Write out, precisely and in full, each line of the material.
___ RECORDS SUPPLIED
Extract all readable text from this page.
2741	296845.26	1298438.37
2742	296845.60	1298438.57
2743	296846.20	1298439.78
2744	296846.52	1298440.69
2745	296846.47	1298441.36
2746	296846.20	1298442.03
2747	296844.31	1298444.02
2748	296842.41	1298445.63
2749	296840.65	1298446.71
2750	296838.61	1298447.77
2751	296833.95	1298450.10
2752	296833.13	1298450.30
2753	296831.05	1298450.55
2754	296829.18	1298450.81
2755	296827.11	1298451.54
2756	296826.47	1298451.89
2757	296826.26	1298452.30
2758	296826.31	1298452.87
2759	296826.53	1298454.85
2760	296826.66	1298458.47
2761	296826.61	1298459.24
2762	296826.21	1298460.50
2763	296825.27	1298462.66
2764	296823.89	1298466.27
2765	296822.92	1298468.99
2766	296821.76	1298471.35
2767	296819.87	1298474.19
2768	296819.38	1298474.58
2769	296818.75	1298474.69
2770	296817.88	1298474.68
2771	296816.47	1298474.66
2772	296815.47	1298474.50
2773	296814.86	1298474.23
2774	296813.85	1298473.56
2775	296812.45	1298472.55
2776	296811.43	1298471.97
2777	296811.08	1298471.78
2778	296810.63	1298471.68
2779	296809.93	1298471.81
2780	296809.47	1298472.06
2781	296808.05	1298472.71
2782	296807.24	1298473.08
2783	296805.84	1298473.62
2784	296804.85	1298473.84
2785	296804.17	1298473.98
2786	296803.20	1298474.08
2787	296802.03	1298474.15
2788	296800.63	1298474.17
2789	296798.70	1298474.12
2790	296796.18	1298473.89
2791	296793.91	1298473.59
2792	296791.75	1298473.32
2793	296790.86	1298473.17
______
### RESPONSE TO THE TASK
Extract all readable text from this page.
2741	296845.26	1298438.37
2742	296845.60	1298438.57
2743	296846.20	1298439.78
2744	296846.52	1298440.69
2745	296846.47	1298441.36
2746	296846.20	1298442.03
2747	296844.31	1298444.02
2748	296842.41	1298445.63
2749	296840.65	1298446.71
2750	296838.61	1298447.77
2751	296833.95	1298450.10
2752	296833.13	1298450.30
2753	296831.05	1298450.55
2754	296829.18	1298450.81
2755	296827.11	1298451.54
2756	296826.47	1298451.89
2757	296826.26	1298452.30
2758	296826.31	1298452.87
2759	296826.53	1298454.85
2760	296826.66	1298458.47
2761	296826.61	1298459.24
2762	296826.21	1298460.50
2763	296825.27	1298462.66
2764	296823.89	1298466.27
2765	296822.92	1298468.99
2766	296821.76	1298471.35
2767	296819.87	1298474.19
2768	296819.38	1298474.58
2769	296818.75	1298474.69
2770	296817.88	1298474.68
2771	296816.47	1298474.66
2772	296815.47	1298474.50
2773	296814.86	1298474.23
2774	296813.85	1298473.56
2775	296812.45	1298472.55
2776	296811.43	1298471.97
2777	296811.08	1298471.78
2778	296810.63	1298471.68
2779	296809.93	1298471.81
2780	296809.47	1298472.06
2781	296808.05	1298472.71
2782	296807.24	1298473.08
2783	296805.84	1298473.62
2784	296804.85	1298473.84
2785	296804.17	1298473.98
2786	296803.20	1298474.08
2787	296802.03	1298474.15
2788	296800.63	1298474.17
2789	296798.70	1298474.12
2790	296796.18	1298473.89
2791	296793.91	1298473.59
2792	296791.75	1298473.32
2793	296790.86	1298473.17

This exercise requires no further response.